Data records
╭──

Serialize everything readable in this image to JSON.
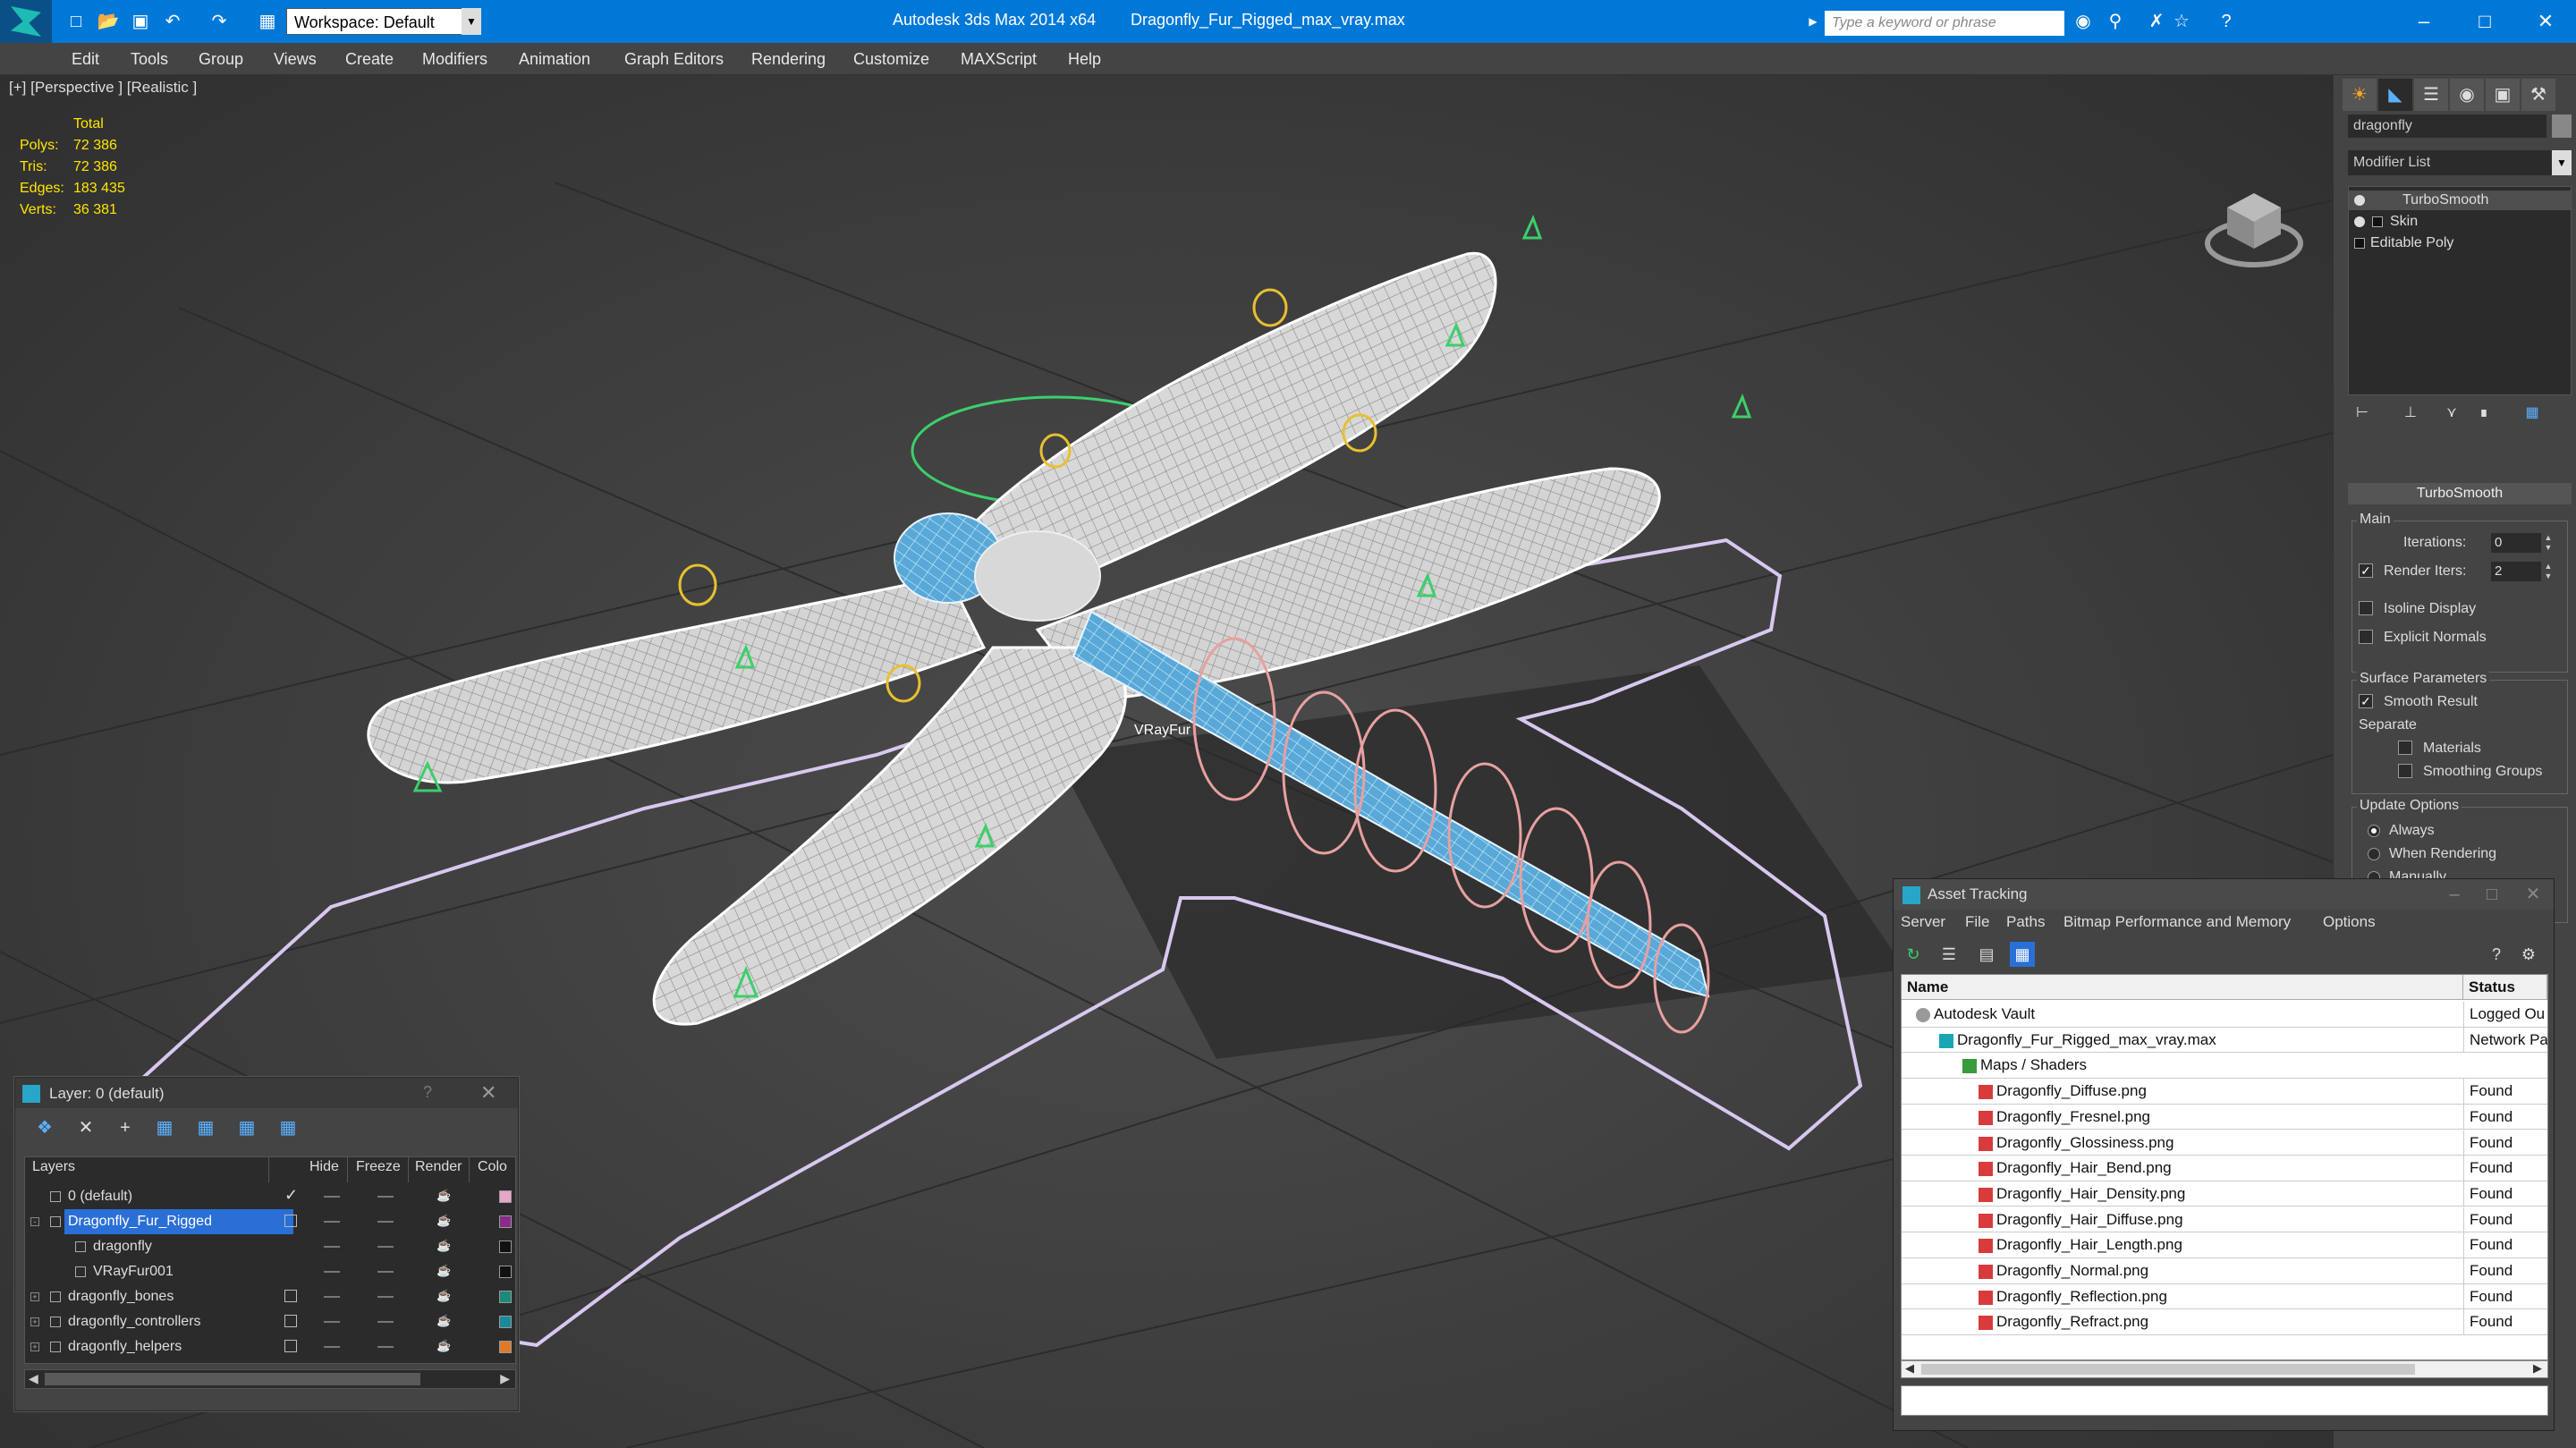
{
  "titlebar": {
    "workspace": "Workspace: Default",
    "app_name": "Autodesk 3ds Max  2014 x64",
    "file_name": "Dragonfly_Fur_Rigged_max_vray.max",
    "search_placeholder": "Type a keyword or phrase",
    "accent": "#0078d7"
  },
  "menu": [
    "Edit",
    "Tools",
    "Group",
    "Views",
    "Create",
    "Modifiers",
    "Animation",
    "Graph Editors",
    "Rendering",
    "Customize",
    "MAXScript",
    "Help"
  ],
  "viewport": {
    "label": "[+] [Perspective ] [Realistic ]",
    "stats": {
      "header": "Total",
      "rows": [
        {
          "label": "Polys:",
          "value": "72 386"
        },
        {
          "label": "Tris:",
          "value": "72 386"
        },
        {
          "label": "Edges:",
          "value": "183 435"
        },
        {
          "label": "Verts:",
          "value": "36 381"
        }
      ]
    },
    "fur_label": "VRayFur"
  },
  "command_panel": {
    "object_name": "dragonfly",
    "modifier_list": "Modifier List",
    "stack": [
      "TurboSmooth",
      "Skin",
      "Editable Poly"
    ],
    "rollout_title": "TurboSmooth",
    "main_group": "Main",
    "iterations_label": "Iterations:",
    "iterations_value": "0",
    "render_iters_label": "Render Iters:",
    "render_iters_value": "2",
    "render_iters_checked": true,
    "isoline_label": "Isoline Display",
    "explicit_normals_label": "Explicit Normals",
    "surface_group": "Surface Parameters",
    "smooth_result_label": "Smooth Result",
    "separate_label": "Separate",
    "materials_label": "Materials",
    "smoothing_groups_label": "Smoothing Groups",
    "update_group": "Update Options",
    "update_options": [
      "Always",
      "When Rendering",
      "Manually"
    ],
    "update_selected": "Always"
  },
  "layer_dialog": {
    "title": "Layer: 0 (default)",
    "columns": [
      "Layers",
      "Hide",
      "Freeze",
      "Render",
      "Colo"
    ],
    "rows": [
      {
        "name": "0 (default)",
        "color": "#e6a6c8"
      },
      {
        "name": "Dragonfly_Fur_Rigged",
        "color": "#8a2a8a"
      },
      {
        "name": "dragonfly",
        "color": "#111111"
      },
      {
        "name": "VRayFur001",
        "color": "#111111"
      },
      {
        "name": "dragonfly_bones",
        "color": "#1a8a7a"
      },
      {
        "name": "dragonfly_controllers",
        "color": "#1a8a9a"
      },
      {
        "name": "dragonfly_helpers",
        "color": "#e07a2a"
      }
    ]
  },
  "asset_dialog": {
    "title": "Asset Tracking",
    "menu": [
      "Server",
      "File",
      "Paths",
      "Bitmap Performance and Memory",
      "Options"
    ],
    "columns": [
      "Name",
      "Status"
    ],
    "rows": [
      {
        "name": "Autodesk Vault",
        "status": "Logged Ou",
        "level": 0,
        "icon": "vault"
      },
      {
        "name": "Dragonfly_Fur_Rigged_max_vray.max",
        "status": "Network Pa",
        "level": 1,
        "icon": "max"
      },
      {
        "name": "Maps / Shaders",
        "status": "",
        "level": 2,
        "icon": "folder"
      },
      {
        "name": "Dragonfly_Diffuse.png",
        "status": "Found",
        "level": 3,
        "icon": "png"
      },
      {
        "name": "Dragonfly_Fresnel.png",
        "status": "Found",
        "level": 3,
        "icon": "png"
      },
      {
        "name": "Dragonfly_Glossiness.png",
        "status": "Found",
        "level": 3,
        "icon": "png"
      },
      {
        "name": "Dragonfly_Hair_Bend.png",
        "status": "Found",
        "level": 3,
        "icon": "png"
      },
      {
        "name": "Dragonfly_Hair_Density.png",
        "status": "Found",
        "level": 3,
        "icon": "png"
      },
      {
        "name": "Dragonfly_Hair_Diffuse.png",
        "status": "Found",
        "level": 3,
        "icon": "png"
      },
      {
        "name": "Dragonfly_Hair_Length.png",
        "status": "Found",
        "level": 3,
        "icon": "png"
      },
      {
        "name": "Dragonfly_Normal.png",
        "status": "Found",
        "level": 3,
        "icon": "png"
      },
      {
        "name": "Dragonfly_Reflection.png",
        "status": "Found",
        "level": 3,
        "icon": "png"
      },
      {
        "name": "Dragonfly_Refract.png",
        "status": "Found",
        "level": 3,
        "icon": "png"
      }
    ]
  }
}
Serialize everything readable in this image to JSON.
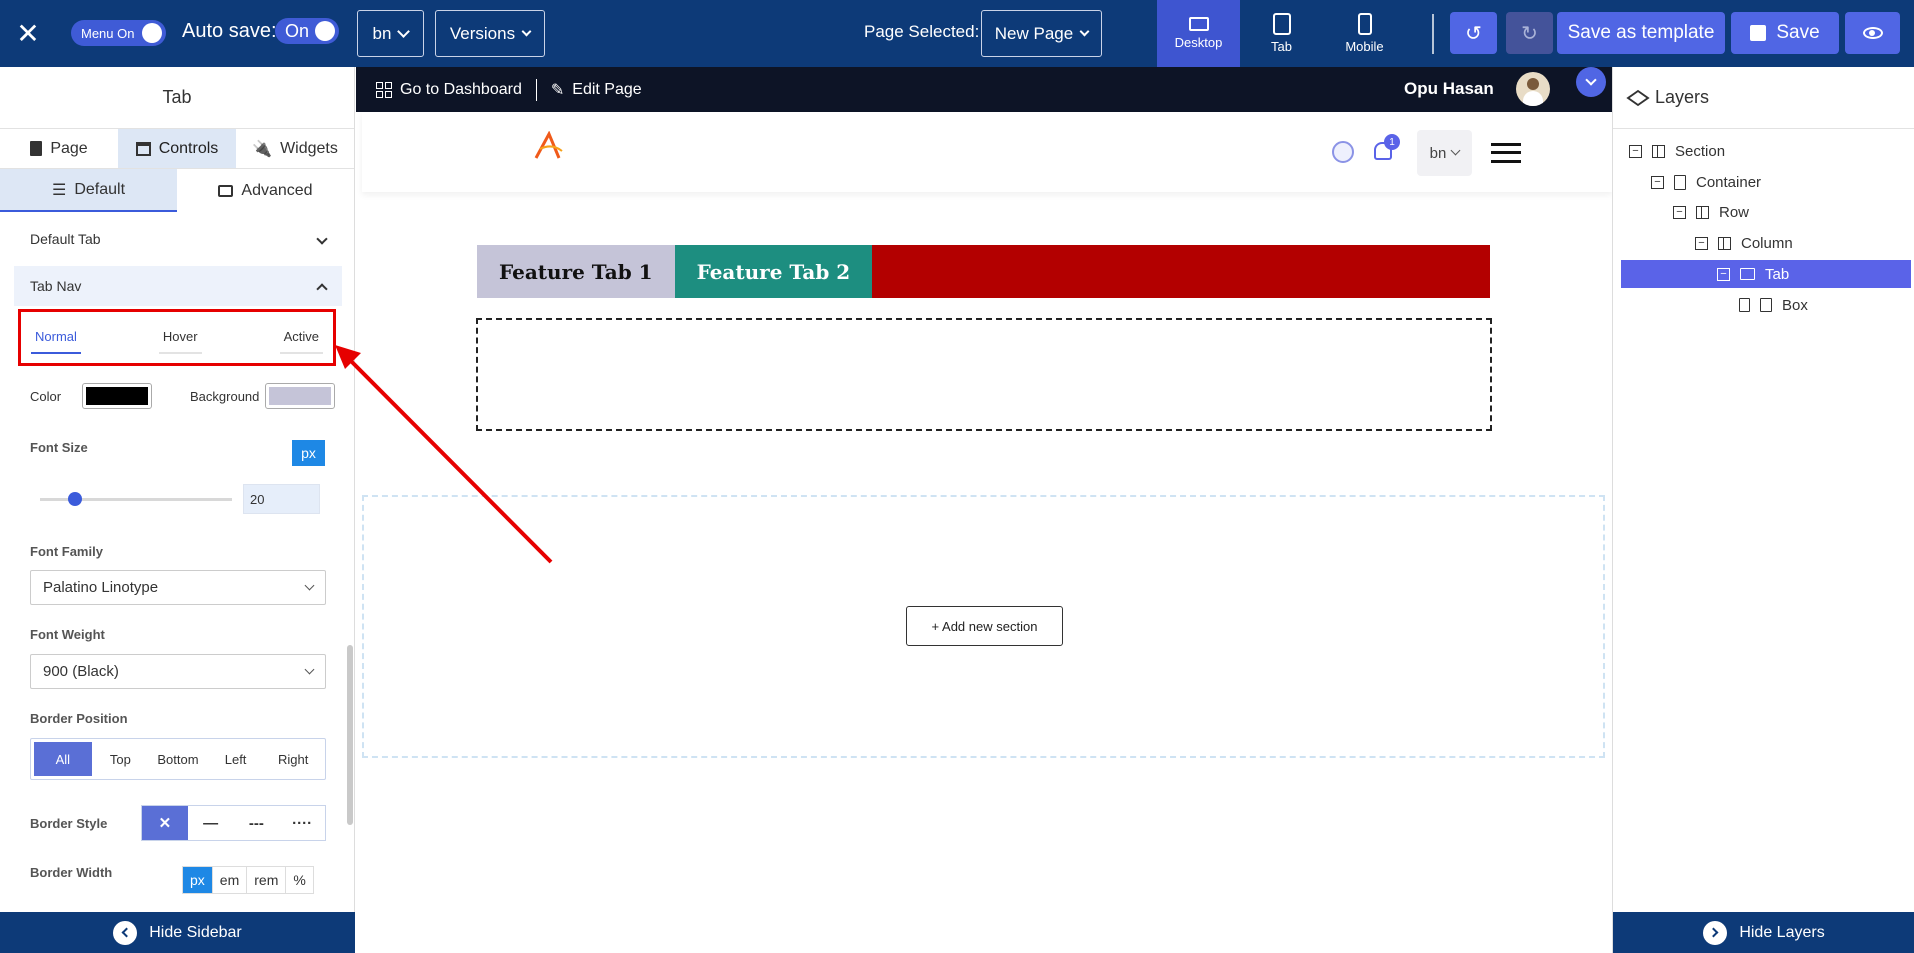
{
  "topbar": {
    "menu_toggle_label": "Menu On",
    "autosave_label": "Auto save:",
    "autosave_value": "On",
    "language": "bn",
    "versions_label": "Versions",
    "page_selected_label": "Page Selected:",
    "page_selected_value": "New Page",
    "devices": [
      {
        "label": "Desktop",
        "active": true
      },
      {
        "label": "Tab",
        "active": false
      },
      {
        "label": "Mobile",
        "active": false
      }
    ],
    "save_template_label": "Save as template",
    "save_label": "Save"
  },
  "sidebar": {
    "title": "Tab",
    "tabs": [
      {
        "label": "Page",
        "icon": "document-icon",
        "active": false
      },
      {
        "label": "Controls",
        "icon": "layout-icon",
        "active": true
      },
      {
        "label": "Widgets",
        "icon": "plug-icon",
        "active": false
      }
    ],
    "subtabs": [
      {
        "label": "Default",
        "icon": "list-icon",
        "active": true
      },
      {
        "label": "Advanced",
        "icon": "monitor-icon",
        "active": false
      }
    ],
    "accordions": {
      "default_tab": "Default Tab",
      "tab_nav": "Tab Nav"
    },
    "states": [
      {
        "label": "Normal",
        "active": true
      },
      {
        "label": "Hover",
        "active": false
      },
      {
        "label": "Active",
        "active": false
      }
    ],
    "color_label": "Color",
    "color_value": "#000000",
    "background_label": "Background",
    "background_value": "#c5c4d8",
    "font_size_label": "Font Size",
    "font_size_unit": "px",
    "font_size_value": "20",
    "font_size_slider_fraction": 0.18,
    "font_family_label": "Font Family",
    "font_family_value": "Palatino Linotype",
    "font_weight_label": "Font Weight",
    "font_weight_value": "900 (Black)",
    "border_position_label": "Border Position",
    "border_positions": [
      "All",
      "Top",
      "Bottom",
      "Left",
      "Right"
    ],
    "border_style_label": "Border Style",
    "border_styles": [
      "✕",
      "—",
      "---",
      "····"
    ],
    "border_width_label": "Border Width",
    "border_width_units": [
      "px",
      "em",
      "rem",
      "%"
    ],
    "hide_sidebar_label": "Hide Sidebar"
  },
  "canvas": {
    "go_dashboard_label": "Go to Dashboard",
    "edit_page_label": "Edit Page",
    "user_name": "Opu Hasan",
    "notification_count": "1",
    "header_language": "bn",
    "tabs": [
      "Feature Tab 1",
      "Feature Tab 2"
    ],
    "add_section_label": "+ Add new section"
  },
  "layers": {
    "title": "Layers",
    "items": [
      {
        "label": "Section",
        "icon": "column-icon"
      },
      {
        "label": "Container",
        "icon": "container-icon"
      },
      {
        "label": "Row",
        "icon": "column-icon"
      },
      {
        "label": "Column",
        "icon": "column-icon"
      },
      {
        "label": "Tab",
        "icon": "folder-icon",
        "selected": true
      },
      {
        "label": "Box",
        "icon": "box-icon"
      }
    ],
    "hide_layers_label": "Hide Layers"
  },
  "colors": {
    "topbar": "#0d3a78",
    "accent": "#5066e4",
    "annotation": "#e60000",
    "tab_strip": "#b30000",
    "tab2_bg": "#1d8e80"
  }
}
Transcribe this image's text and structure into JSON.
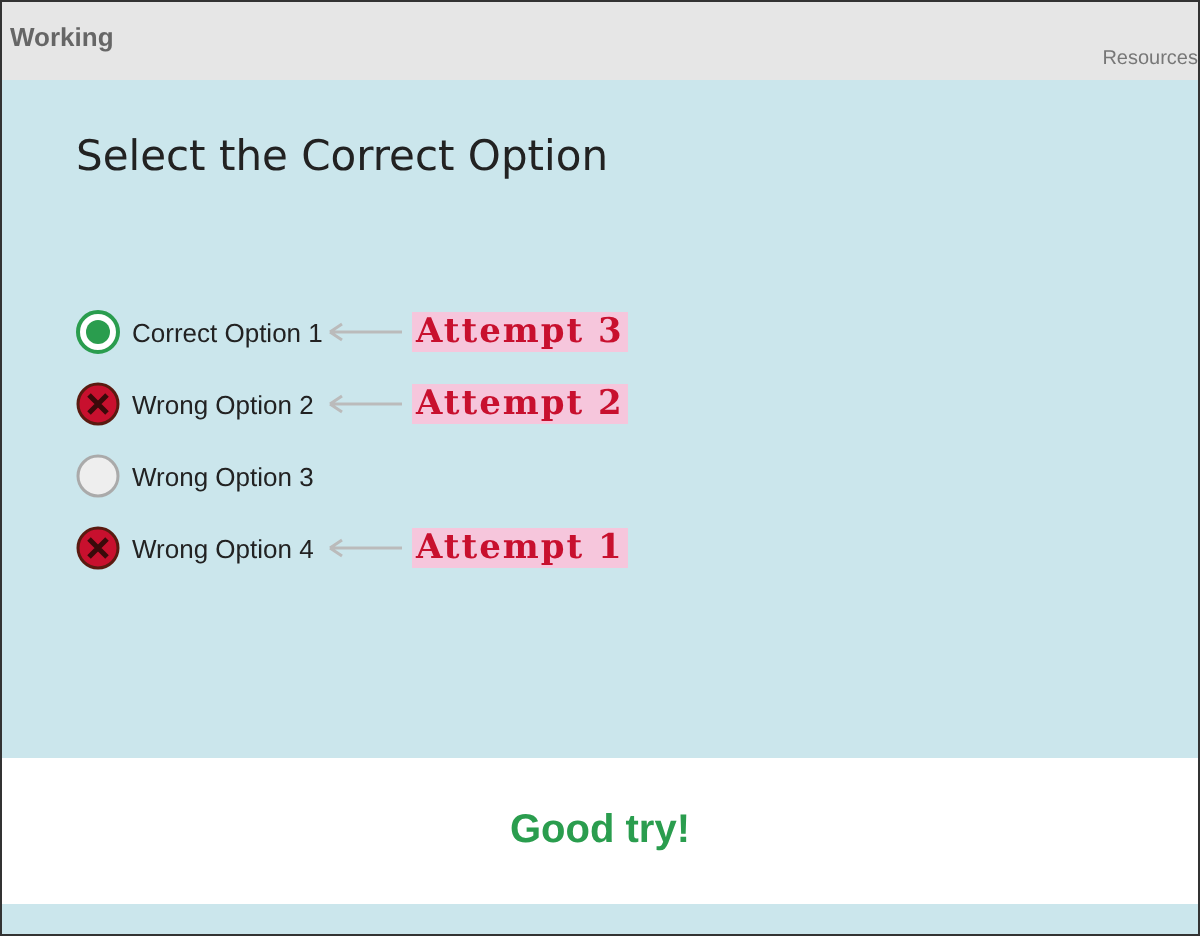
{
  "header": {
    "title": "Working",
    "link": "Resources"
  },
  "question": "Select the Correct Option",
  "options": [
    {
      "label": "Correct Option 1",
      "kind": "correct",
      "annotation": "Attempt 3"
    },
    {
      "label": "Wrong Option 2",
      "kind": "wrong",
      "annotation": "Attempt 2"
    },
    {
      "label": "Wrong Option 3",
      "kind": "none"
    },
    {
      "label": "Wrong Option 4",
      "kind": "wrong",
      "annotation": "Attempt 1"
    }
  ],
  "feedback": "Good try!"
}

╰──

Task objective:
Your task is to repeat exactly the lines from the one containing "Transcribe this image's" through the end of the material, both included, and only those, without pictures.

Task output:
Transcribe this image's text and structure into JSON.
{
  "header": {
    "title": "Working",
    "link": "Resources"
  },
  "question": "Select the Correct Option",
  "options": [
    {
      "label": "Correct Option 1",
      "kind": "correct",
      "annotation": "Attempt 3"
    },
    {
      "label": "Wrong Option 2",
      "kind": "wrong",
      "annotation": "Attempt 2"
    },
    {
      "label": "Wrong Option 3",
      "kind": "none"
    },
    {
      "label": "Wrong Option 4",
      "kind": "wrong",
      "annotation": "Attempt 1"
    }
  ],
  "feedback": "Good try!"
}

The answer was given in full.